OBJECTIVE
Find every line with the word "However" and give their count, nothing else.

DATA LINES

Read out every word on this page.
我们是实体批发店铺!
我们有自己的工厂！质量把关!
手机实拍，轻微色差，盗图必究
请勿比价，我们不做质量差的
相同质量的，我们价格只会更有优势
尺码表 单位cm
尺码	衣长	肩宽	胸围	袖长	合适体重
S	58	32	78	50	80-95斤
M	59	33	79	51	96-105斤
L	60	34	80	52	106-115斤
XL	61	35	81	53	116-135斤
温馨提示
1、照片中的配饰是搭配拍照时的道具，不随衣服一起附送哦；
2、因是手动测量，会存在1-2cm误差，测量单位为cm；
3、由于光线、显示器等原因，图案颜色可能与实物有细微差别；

---

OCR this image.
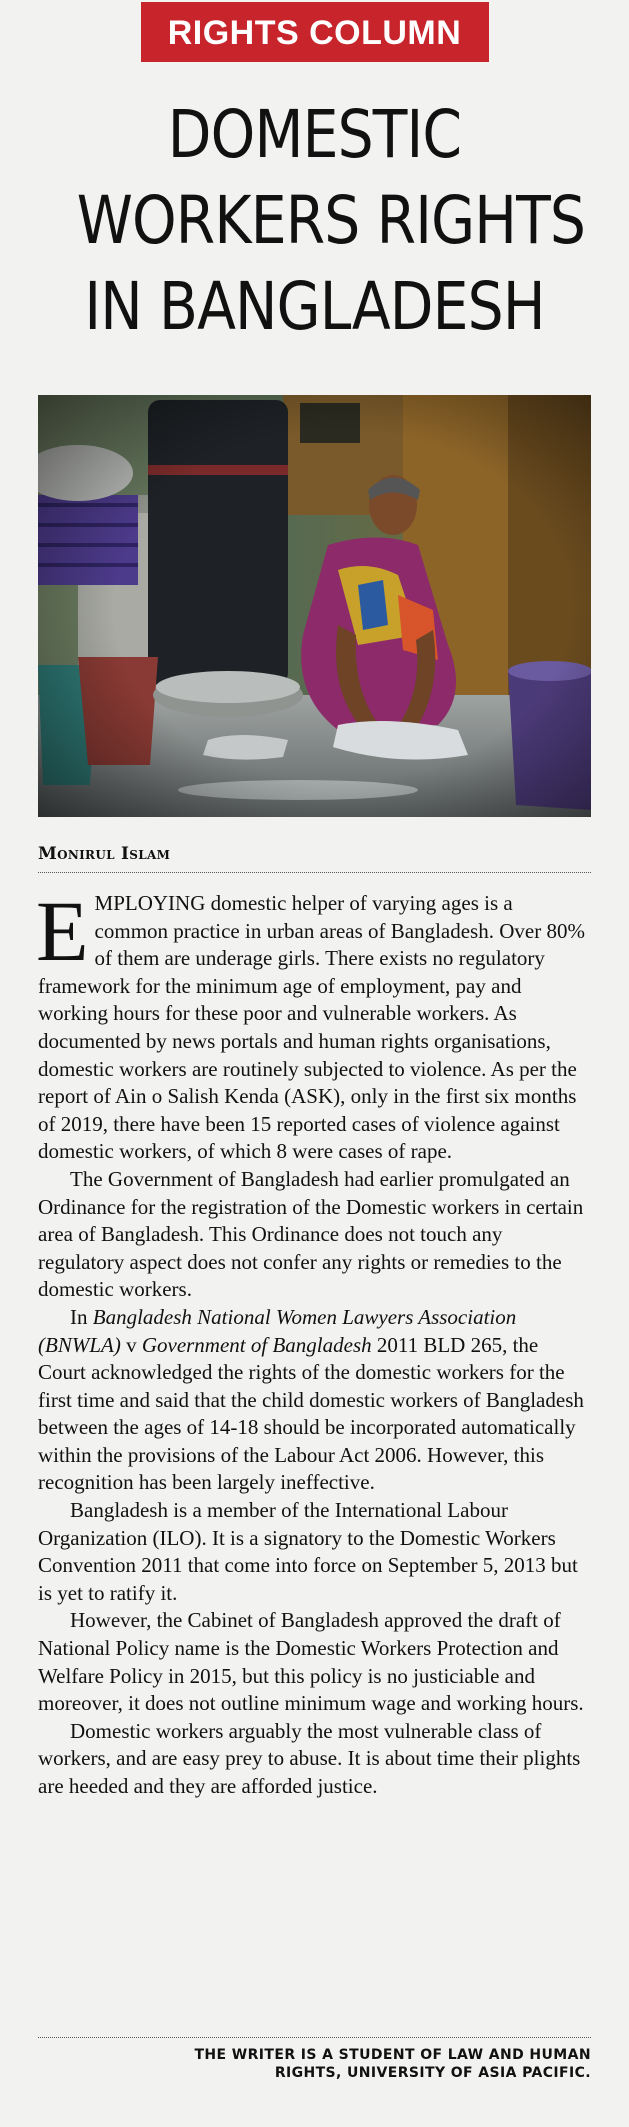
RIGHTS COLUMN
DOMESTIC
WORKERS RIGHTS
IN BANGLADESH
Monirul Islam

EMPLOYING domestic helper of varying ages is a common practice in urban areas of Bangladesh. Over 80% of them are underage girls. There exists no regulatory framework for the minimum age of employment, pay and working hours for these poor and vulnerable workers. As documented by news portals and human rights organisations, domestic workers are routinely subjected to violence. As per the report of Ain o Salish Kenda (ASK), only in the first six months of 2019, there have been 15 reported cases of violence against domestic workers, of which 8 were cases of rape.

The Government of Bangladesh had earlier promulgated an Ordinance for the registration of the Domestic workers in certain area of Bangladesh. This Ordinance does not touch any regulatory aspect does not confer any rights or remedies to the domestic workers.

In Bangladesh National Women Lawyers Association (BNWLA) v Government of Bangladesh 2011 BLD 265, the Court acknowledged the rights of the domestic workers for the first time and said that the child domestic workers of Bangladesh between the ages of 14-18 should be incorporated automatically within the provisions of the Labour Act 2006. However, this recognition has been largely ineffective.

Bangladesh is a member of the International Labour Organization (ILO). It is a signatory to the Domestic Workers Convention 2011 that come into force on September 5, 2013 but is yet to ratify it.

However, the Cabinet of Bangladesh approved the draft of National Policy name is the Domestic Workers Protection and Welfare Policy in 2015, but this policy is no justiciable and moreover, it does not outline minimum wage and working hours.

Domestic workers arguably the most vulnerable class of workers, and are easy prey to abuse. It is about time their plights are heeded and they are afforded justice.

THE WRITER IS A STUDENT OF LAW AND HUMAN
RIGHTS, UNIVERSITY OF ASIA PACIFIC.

OUTPUT BELOW
2